→ **Work instructions**
Repeat the entire listing exactly as written.

→ **Information provided**
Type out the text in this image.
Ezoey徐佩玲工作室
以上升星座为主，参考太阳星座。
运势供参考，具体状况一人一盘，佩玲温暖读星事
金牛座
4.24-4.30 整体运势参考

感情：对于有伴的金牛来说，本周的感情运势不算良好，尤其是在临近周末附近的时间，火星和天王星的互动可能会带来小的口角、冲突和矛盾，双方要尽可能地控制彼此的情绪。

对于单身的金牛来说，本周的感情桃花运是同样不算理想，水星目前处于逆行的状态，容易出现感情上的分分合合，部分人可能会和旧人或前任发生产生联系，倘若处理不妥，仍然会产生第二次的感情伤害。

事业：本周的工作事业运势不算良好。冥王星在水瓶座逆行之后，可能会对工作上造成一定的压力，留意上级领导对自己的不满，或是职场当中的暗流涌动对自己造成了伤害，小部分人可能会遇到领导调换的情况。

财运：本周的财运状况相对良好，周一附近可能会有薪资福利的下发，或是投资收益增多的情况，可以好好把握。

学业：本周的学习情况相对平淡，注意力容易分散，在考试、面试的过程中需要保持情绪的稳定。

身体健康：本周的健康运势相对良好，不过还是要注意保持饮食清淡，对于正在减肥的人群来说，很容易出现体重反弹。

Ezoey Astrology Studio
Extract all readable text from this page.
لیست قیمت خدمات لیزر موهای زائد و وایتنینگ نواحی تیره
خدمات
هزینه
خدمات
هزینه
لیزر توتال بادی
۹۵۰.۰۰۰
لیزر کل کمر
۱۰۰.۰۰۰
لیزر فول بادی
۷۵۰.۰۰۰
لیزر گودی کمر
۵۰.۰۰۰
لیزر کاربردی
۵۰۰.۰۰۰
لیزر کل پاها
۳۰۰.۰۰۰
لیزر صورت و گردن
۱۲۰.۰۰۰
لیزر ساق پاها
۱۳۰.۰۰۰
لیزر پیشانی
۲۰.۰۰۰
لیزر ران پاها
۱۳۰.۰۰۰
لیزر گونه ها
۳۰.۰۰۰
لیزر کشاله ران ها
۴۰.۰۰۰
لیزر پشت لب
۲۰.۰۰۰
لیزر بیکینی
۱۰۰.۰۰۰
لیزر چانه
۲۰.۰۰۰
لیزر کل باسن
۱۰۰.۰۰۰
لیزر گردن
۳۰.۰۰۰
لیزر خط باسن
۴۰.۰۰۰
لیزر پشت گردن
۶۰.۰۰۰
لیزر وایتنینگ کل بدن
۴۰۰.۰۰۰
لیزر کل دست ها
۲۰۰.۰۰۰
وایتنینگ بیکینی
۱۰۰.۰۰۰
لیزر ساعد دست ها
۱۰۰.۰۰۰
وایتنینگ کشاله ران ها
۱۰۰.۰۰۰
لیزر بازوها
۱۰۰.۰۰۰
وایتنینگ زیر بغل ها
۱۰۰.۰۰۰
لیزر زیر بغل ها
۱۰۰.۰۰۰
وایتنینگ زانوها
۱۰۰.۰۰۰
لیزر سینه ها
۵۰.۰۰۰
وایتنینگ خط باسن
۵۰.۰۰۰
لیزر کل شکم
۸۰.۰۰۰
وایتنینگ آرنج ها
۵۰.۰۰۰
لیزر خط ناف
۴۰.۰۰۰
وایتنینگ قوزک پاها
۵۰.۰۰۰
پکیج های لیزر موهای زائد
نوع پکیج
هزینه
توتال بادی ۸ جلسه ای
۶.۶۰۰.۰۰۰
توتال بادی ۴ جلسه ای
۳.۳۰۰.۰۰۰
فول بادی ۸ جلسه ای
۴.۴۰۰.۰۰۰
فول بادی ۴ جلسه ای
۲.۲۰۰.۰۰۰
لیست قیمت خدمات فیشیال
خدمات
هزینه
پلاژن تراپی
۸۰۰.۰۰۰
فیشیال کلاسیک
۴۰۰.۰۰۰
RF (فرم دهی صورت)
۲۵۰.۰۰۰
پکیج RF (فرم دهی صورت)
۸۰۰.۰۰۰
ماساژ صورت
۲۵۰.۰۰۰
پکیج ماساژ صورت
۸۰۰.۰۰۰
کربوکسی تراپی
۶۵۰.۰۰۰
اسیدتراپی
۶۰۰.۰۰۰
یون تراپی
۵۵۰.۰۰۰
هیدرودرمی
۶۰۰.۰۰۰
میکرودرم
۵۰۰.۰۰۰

→ **Task result**
Type out the text in this image.
Ezoey徐佩玲工作室
以上升星座为主，参考太阳星座。
运势供参考，具体状况一人一盘，佩玲温暖读星事
金牛座
4.24-4.30 整体运势参考

感情：对于有伴的金牛来说，本周的感情运势不算良好，尤其是在临近周末附近的时间，火星和天王星的互动可能会带来小的口角、冲突和矛盾，双方要尽可能地控制彼此的情绪。

对于单身的金牛来说，本周的感情桃花运是同样不算理想，水星目前处于逆行的状态，容易出现感情上的分分合合，部分人可能会和旧人或前任发生产生联系，倘若处理不妥，仍然会产生第二次的感情伤害。

事业：本周的工作事业运势不算良好。冥王星在水瓶座逆行之后，可能会对工作上造成一定的压力，留意上级领导对自己的不满，或是职场当中的暗流涌动对自己造成了伤害，小部分人可能会遇到领导调换的情况。

财运：本周的财运状况相对良好，周一附近可能会有薪资福利的下发，或是投资收益增多的情况，可以好好把握。

学业：本周的学习情况相对平淡，注意力容易分散，在考试、面试的过程中需要保持情绪的稳定。

身体健康：本周的健康运势相对良好，不过还是要注意保持饮食清淡，对于正在减肥的人群来说，很容易出现体重反弹。

Ezoey Astrology Studio
Extract all readable text from this page.
لیست قیمت خدمات لیزر موهای زائد و وایتنینگ نواحی تیره
خدمات
هزینه
خدمات
هزینه
لیزر توتال بادی
۹۵۰.۰۰۰
لیزر کل کمر
۱۰۰.۰۰۰
لیزر فول بادی
۷۵۰.۰۰۰
لیزر گودی کمر
۵۰.۰۰۰
لیزر کاربردی
۵۰۰.۰۰۰
لیزر کل پاها
۳۰۰.۰۰۰
لیزر صورت و گردن
۱۲۰.۰۰۰
لیزر ساق پاها
۱۳۰.۰۰۰
لیزر پیشانی
۲۰.۰۰۰
لیزر ران پاها
۱۳۰.۰۰۰
لیزر گونه ها
۳۰.۰۰۰
لیزر کشاله ران ها
۴۰.۰۰۰
لیزر پشت لب
۲۰.۰۰۰
لیزر بیکینی
۱۰۰.۰۰۰
لیزر چانه
۲۰.۰۰۰
لیزر کل باسن
۱۰۰.۰۰۰
لیزر گردن
۳۰.۰۰۰
لیزر خط باسن
۴۰.۰۰۰
لیزر پشت گردن
۶۰.۰۰۰
لیزر وایتنینگ کل بدن
۴۰۰.۰۰۰
لیزر کل دست ها
۲۰۰.۰۰۰
وایتنینگ بیکینی
۱۰۰.۰۰۰
لیزر ساعد دست ها
۱۰۰.۰۰۰
وایتنینگ کشاله ران ها
۱۰۰.۰۰۰
لیزر بازوها
۱۰۰.۰۰۰
وایتنینگ زیر بغل ها
۱۰۰.۰۰۰
لیزر زیر بغل ها
۱۰۰.۰۰۰
وایتنینگ زانوها
۱۰۰.۰۰۰
لیزر سینه ها
۵۰.۰۰۰
وایتنینگ خط باسن
۵۰.۰۰۰
لیزر کل شکم
۸۰.۰۰۰
وایتنینگ آرنج ها
۵۰.۰۰۰
لیزر خط ناف
۴۰.۰۰۰
وایتنینگ قوزک پاها
۵۰.۰۰۰
پکیج های لیزر موهای زائد
نوع پکیج
هزینه
توتال بادی ۸ جلسه ای
۶.۶۰۰.۰۰۰
توتال بادی ۴ جلسه ای
۳.۳۰۰.۰۰۰
فول بادی ۸ جلسه ای
۴.۴۰۰.۰۰۰
فول بادی ۴ جلسه ای
۲.۲۰۰.۰۰۰
لیست قیمت خدمات فیشیال
خدمات
هزینه
پلاژن تراپی
۸۰۰.۰۰۰
فیشیال کلاسیک
۴۰۰.۰۰۰
RF (فرم دهی صورت)
۲۵۰.۰۰۰
پکیج RF (فرم دهی صورت)
۸۰۰.۰۰۰
ماساژ صورت
۲۵۰.۰۰۰
پکیج ماساژ صورت
۸۰۰.۰۰۰
کربوکسی تراپی
۶۵۰.۰۰۰
اسیدتراپی
۶۰۰.۰۰۰
یون تراپی
۵۵۰.۰۰۰
هیدرودرمی
۶۰۰.۰۰۰
میکرودرم
۵۰۰.۰۰۰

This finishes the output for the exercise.